(What to produce) Copy out each line of the data that holds the word "Superior".

● ● ● ● ● ● ●

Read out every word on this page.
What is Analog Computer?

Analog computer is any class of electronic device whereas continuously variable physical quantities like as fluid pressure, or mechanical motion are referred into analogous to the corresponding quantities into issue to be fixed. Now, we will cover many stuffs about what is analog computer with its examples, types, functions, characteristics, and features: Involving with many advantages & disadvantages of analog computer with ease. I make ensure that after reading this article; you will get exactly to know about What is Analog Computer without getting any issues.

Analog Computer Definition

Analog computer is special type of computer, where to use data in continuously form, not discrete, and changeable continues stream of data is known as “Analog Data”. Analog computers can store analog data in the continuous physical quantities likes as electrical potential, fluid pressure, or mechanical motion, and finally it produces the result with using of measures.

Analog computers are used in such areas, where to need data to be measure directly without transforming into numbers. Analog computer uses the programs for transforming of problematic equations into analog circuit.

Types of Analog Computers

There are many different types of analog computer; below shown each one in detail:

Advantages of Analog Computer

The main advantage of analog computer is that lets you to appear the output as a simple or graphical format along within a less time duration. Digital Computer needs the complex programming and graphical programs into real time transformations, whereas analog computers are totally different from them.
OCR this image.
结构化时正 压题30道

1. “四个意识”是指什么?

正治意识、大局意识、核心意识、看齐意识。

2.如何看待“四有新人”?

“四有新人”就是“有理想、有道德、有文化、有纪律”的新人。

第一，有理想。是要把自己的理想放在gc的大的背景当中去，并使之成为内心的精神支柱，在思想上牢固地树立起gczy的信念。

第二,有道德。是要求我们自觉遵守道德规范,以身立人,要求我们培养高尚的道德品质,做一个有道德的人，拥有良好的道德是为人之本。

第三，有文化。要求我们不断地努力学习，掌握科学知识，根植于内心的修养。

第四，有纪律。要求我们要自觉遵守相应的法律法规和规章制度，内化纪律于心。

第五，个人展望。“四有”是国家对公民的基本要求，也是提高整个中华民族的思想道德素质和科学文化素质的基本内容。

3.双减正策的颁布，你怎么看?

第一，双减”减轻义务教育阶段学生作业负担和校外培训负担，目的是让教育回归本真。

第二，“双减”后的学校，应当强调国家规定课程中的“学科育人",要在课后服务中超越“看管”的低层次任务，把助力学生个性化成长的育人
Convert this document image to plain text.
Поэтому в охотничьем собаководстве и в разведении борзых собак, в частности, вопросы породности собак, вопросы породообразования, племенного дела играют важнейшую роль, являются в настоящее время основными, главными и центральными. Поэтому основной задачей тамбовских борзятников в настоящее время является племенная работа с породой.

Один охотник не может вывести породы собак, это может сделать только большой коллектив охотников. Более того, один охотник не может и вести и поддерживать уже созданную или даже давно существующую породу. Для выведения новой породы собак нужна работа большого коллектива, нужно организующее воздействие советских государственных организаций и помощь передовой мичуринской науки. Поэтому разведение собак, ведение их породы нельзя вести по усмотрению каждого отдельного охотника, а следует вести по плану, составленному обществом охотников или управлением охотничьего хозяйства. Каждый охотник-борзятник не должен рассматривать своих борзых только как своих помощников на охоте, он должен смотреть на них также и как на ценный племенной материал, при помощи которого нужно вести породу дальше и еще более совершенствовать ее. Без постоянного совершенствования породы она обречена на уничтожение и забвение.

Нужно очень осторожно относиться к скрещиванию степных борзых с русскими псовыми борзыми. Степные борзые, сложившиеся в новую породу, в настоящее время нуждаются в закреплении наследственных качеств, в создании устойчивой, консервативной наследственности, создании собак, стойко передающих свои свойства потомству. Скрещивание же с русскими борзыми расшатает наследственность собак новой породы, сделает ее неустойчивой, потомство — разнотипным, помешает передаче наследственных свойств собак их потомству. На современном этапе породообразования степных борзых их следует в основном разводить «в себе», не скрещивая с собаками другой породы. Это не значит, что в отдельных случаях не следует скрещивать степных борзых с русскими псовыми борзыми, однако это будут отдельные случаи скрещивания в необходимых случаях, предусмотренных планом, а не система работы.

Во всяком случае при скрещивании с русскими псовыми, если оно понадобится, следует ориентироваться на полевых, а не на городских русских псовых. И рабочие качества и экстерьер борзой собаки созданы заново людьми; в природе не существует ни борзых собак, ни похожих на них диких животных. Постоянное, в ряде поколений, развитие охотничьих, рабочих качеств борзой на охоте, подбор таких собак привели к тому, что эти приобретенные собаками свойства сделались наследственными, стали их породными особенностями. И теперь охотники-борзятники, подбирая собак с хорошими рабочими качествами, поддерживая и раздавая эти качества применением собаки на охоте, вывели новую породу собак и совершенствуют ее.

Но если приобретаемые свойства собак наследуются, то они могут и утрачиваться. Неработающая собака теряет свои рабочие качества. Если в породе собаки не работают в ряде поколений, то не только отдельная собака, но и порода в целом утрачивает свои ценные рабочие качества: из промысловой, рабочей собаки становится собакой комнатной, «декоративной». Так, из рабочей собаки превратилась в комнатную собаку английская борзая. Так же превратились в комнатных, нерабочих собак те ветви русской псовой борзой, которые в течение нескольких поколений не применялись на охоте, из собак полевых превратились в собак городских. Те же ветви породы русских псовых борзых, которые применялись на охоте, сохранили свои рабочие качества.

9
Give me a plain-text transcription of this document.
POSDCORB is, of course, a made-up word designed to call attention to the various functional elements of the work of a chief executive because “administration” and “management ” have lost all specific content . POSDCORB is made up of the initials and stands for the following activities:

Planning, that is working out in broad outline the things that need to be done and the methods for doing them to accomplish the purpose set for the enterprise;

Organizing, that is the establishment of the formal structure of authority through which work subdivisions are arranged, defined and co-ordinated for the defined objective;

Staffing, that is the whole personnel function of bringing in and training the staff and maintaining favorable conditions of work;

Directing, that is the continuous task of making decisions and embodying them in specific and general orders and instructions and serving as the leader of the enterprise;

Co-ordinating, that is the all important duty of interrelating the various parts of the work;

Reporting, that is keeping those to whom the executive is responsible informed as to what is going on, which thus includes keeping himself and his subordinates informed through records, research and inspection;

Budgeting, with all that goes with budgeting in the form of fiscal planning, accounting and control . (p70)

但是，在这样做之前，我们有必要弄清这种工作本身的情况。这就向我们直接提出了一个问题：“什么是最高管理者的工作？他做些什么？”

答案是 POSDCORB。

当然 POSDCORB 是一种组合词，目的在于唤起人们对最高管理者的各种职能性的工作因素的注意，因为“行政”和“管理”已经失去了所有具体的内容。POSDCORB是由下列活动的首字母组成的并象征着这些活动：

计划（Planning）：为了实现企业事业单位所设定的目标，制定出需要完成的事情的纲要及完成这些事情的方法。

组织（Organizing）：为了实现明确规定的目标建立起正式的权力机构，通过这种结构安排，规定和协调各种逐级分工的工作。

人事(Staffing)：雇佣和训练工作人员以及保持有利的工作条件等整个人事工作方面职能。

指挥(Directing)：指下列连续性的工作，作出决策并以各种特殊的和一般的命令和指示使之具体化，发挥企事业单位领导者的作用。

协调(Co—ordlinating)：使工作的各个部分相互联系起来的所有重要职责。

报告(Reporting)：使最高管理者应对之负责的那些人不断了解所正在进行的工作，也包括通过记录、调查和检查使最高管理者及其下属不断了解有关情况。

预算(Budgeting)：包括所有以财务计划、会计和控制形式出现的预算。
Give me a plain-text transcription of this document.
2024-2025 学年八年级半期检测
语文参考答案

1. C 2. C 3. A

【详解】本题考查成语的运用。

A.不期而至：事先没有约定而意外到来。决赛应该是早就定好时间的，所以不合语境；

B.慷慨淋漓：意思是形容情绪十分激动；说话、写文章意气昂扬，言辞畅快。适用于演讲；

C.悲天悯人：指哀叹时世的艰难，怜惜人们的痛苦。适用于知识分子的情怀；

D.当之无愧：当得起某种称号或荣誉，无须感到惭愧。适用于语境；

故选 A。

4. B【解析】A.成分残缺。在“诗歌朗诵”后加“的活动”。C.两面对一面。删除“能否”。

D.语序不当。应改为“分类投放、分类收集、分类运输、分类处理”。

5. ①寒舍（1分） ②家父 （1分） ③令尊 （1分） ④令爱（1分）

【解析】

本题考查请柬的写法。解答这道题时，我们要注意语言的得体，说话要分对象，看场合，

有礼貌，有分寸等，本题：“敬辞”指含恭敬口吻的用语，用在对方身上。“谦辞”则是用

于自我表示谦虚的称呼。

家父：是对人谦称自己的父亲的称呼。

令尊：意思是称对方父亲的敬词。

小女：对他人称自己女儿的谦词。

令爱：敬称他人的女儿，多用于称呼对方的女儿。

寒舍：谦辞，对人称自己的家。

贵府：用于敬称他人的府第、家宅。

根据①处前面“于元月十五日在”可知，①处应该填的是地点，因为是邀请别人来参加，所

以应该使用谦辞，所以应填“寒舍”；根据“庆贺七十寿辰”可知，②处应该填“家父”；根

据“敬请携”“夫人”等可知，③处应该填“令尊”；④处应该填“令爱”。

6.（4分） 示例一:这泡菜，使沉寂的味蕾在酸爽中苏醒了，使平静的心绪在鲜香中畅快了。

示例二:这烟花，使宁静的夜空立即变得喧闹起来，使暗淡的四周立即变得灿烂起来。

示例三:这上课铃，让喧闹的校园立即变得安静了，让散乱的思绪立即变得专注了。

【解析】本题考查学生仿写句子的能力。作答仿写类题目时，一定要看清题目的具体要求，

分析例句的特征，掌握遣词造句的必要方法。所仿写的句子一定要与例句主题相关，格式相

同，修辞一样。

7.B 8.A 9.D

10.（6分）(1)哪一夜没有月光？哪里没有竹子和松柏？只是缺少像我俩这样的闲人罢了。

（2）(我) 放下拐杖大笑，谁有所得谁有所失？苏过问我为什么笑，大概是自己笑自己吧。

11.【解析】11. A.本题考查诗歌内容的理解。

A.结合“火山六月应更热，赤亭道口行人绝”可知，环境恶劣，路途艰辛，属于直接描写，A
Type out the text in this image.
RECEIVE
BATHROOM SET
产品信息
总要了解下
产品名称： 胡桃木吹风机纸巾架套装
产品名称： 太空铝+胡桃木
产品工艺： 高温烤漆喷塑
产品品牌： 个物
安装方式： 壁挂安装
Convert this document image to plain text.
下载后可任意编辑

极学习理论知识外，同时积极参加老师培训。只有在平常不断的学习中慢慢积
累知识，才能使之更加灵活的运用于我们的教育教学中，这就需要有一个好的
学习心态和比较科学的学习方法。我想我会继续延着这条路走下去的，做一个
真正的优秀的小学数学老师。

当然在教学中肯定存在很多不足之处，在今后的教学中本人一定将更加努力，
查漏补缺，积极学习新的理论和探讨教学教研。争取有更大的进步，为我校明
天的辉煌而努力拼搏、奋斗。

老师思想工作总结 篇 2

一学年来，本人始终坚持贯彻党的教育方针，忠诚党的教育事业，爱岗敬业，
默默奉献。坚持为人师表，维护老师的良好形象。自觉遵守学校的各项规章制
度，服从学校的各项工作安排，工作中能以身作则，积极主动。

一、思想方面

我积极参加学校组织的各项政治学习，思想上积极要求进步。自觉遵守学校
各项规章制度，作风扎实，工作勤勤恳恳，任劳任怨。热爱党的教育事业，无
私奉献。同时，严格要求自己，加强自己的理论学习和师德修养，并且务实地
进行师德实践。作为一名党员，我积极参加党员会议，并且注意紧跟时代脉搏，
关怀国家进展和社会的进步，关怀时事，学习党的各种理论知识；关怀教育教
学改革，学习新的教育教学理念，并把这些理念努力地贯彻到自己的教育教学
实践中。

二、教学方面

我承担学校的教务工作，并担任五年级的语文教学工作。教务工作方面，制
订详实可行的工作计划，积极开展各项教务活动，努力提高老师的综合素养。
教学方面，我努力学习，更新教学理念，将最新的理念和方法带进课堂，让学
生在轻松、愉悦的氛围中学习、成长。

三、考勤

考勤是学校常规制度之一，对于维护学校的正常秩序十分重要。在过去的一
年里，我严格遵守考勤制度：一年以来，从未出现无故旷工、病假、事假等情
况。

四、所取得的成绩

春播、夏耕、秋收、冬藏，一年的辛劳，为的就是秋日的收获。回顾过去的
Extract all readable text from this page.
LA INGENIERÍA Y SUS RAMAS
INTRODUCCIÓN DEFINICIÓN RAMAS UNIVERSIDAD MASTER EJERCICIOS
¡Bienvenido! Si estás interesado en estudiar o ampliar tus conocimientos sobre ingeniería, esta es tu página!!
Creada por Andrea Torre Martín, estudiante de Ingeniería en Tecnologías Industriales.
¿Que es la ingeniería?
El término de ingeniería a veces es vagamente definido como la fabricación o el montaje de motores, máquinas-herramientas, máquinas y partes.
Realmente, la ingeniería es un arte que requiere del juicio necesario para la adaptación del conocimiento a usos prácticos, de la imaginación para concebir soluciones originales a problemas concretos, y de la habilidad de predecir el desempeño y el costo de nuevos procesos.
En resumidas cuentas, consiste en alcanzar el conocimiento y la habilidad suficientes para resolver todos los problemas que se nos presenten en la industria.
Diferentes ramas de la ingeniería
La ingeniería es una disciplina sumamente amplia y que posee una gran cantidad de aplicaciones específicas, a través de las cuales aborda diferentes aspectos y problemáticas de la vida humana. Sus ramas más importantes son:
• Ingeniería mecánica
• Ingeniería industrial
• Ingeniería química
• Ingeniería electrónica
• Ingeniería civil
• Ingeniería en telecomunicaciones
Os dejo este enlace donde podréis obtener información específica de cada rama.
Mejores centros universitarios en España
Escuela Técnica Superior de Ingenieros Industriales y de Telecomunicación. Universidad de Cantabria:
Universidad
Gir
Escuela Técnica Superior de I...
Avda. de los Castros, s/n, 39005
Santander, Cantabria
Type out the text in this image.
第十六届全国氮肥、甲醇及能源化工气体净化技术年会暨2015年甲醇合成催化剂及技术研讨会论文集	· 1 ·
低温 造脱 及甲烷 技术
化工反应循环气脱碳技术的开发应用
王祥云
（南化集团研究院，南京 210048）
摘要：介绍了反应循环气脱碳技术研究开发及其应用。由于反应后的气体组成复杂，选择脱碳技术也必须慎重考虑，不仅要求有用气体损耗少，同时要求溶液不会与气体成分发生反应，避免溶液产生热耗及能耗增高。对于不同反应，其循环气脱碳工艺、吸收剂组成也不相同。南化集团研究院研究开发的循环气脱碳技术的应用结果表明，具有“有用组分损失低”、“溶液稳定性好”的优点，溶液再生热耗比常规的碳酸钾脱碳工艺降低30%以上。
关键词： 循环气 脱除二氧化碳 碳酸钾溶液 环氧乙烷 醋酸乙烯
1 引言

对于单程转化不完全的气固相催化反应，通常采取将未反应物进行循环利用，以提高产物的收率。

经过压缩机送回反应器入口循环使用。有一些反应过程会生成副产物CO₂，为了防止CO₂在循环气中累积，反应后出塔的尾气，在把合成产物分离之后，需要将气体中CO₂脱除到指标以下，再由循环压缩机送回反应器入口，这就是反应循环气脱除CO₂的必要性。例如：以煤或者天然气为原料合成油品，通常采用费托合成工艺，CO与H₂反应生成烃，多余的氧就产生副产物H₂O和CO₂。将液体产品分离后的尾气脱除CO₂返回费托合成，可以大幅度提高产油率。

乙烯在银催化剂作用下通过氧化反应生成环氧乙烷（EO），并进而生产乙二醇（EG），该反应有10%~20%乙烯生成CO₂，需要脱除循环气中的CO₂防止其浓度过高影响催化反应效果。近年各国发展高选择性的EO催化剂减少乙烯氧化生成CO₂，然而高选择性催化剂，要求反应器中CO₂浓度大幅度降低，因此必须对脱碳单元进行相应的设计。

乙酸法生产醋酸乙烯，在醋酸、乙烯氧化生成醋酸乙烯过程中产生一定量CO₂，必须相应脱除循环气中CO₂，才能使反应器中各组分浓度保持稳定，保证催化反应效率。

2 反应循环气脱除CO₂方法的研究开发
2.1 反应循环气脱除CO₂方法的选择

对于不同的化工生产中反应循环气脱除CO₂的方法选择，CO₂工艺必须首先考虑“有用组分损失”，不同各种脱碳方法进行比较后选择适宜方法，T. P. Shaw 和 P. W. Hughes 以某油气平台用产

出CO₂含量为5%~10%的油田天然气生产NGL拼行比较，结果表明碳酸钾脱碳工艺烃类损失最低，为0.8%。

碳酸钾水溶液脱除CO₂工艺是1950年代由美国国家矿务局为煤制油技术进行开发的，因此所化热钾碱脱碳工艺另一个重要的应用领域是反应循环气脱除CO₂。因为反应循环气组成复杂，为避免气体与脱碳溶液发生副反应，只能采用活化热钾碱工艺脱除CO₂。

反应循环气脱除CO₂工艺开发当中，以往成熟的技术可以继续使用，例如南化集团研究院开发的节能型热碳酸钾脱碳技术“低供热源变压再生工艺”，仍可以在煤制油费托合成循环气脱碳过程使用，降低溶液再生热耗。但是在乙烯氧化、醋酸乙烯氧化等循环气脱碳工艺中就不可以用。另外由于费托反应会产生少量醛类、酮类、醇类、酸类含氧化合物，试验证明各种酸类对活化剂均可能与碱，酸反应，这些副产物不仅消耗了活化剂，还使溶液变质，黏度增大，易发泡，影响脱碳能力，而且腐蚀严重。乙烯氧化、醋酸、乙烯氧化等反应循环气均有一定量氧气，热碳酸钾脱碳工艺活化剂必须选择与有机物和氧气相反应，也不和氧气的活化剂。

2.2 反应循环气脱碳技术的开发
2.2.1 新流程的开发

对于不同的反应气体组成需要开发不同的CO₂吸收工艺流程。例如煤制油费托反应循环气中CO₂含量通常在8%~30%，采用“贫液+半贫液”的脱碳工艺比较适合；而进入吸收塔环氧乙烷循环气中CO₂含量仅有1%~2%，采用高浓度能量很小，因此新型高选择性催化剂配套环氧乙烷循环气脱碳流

● ● ● ● ● ● ●

(The output)
Escuela Técnica Superior de Ingenieros Industriales y de Telecomunicación. Universidad de Cantabria:
Escuela Técnica Superior de I...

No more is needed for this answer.